# The task
Print all the records exactly, please.
-- BEGIN --
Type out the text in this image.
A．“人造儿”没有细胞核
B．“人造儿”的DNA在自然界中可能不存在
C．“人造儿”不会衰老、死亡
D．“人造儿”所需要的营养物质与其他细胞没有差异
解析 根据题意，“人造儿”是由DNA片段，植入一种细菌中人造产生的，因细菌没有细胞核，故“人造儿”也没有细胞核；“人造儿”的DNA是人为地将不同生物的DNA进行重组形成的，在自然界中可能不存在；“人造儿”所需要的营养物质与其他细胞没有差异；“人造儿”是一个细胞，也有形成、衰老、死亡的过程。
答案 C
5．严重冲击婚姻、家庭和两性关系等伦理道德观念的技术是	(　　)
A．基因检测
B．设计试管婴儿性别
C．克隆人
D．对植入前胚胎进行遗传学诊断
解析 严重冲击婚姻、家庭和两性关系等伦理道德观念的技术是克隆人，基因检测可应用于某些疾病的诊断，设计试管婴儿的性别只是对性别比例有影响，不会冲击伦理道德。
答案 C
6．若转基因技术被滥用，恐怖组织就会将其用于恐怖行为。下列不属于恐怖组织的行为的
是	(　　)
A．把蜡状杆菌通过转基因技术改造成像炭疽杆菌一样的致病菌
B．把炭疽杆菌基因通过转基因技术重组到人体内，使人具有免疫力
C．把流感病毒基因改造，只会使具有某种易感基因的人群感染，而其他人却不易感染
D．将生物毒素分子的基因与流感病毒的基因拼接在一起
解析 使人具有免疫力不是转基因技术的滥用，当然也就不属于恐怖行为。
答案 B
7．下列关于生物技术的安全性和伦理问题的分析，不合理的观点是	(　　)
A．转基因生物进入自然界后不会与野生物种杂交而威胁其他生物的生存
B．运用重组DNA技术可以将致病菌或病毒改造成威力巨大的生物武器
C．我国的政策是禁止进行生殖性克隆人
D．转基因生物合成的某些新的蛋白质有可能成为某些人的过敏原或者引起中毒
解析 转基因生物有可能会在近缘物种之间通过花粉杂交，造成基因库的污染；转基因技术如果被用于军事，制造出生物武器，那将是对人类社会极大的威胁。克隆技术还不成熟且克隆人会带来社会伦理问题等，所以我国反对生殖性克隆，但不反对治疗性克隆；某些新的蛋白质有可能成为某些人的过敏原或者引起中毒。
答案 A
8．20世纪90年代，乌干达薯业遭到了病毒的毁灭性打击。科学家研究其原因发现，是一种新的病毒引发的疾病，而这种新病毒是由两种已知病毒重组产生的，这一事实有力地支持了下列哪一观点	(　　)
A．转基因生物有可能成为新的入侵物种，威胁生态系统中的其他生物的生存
-- END --
# The solution
Type out the text in this image.
A．“人造儿”没有细胞核
B．“人造儿”的DNA在自然界中可能不存在
C．“人造儿”不会衰老、死亡
D．“人造儿”所需要的营养物质与其他细胞没有差异
解析 根据题意，“人造儿”是由DNA片段，植入一种细菌中人造产生的，因细菌没有细胞核，故“人造儿”也没有细胞核；“人造儿”的DNA是人为地将不同生物的DNA进行重组形成的，在自然界中可能不存在；“人造儿”所需要的营养物质与其他细胞没有差异；“人造儿”是一个细胞，也有形成、衰老、死亡的过程。
答案 C
5．严重冲击婚姻、家庭和两性关系等伦理道德观念的技术是	(　　)
A．基因检测
B．设计试管婴儿性别
C．克隆人
D．对植入前胚胎进行遗传学诊断
解析 严重冲击婚姻、家庭和两性关系等伦理道德观念的技术是克隆人，基因检测可应用于某些疾病的诊断，设计试管婴儿的性别只是对性别比例有影响，不会冲击伦理道德。
答案 C
6．若转基因技术被滥用，恐怖组织就会将其用于恐怖行为。下列不属于恐怖组织的行为的
是	(　　)
A．把蜡状杆菌通过转基因技术改造成像炭疽杆菌一样的致病菌
B．把炭疽杆菌基因通过转基因技术重组到人体内，使人具有免疫力
C．把流感病毒基因改造，只会使具有某种易感基因的人群感染，而其他人却不易感染
D．将生物毒素分子的基因与流感病毒的基因拼接在一起
解析 使人具有免疫力不是转基因技术的滥用，当然也就不属于恐怖行为。
答案 B
7．下列关于生物技术的安全性和伦理问题的分析，不合理的观点是	(　　)
A．转基因生物进入自然界后不会与野生物种杂交而威胁其他生物的生存
B．运用重组DNA技术可以将致病菌或病毒改造成威力巨大的生物武器
C．我国的政策是禁止进行生殖性克隆人
D．转基因生物合成的某些新的蛋白质有可能成为某些人的过敏原或者引起中毒
解析 转基因生物有可能会在近缘物种之间通过花粉杂交，造成基因库的污染；转基因技术如果被用于军事，制造出生物武器，那将是对人类社会极大的威胁。克隆技术还不成熟且克隆人会带来社会伦理问题等，所以我国反对生殖性克隆，但不反对治疗性克隆；某些新的蛋白质有可能成为某些人的过敏原或者引起中毒。
答案 A
8．20世纪90年代，乌干达薯业遭到了病毒的毁灭性打击。科学家研究其原因发现，是一种新的病毒引发的疾病，而这种新病毒是由两种已知病毒重组产生的，这一事实有力地支持了下列哪一观点	(　　)
A．转基因生物有可能成为新的入侵物种，威胁生态系统中的其他生物的生存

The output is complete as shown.